Which lines have the string "this"? Copy all of them from the entries below.

=== Material for the task ===

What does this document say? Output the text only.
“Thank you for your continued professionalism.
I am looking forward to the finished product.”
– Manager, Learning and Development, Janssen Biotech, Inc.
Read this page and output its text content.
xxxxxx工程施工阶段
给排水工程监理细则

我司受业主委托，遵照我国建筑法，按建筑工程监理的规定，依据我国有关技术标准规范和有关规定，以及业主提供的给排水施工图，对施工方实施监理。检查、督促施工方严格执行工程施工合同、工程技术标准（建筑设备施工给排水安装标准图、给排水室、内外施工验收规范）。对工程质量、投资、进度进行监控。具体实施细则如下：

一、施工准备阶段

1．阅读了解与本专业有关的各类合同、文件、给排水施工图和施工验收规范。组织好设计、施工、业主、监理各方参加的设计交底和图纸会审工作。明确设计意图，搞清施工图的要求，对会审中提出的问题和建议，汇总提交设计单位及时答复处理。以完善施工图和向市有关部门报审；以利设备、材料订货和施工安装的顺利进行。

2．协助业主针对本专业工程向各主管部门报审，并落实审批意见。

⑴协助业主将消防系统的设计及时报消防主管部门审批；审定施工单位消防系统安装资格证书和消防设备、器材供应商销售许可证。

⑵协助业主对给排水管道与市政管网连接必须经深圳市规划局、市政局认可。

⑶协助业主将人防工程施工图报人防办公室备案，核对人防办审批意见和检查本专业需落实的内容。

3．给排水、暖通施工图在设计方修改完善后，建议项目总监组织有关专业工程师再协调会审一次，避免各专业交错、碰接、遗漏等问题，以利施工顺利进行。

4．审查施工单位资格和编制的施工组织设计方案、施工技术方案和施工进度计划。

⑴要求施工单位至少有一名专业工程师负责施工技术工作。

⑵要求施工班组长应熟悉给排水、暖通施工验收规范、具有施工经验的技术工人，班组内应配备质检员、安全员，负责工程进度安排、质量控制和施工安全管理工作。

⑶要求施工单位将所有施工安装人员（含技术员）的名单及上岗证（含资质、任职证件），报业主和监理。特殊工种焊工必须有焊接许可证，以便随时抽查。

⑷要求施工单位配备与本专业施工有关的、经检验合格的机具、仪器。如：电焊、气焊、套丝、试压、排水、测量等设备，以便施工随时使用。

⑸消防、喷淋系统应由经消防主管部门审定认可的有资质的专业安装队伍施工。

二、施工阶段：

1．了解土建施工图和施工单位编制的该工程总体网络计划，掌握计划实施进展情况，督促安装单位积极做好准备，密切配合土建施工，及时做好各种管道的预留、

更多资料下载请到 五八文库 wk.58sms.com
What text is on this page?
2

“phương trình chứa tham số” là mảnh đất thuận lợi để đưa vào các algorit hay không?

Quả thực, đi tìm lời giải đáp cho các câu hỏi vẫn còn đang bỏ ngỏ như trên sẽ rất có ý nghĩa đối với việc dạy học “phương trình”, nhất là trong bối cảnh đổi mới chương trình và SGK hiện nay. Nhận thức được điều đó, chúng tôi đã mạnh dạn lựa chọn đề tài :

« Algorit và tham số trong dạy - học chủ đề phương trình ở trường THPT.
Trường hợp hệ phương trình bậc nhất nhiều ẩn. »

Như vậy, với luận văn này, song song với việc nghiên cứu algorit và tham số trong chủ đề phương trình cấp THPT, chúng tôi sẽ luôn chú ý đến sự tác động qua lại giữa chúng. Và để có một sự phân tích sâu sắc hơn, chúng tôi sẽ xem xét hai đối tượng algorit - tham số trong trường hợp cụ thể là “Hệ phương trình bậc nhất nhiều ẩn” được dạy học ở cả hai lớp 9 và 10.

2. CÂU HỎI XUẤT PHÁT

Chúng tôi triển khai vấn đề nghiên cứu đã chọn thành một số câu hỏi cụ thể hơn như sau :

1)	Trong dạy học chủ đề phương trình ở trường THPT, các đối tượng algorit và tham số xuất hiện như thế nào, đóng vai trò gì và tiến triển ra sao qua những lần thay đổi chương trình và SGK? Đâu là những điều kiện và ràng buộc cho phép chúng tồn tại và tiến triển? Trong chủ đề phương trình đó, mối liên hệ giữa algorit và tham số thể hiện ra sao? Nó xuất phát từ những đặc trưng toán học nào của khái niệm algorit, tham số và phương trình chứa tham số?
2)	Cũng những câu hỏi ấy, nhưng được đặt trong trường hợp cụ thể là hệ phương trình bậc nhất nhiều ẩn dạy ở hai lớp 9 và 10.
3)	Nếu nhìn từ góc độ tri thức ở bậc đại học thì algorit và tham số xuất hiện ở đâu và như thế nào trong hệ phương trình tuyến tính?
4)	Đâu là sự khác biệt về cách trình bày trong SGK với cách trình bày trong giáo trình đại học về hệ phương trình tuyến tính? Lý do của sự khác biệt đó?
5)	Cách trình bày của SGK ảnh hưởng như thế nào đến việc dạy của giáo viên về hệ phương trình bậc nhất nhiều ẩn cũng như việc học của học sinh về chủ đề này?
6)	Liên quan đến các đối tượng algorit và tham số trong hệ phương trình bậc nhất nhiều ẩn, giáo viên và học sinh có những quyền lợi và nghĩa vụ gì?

===

* _Finished task_:
What does this document say? Output the text only.
Read this page and output its text content.
What text is on this page?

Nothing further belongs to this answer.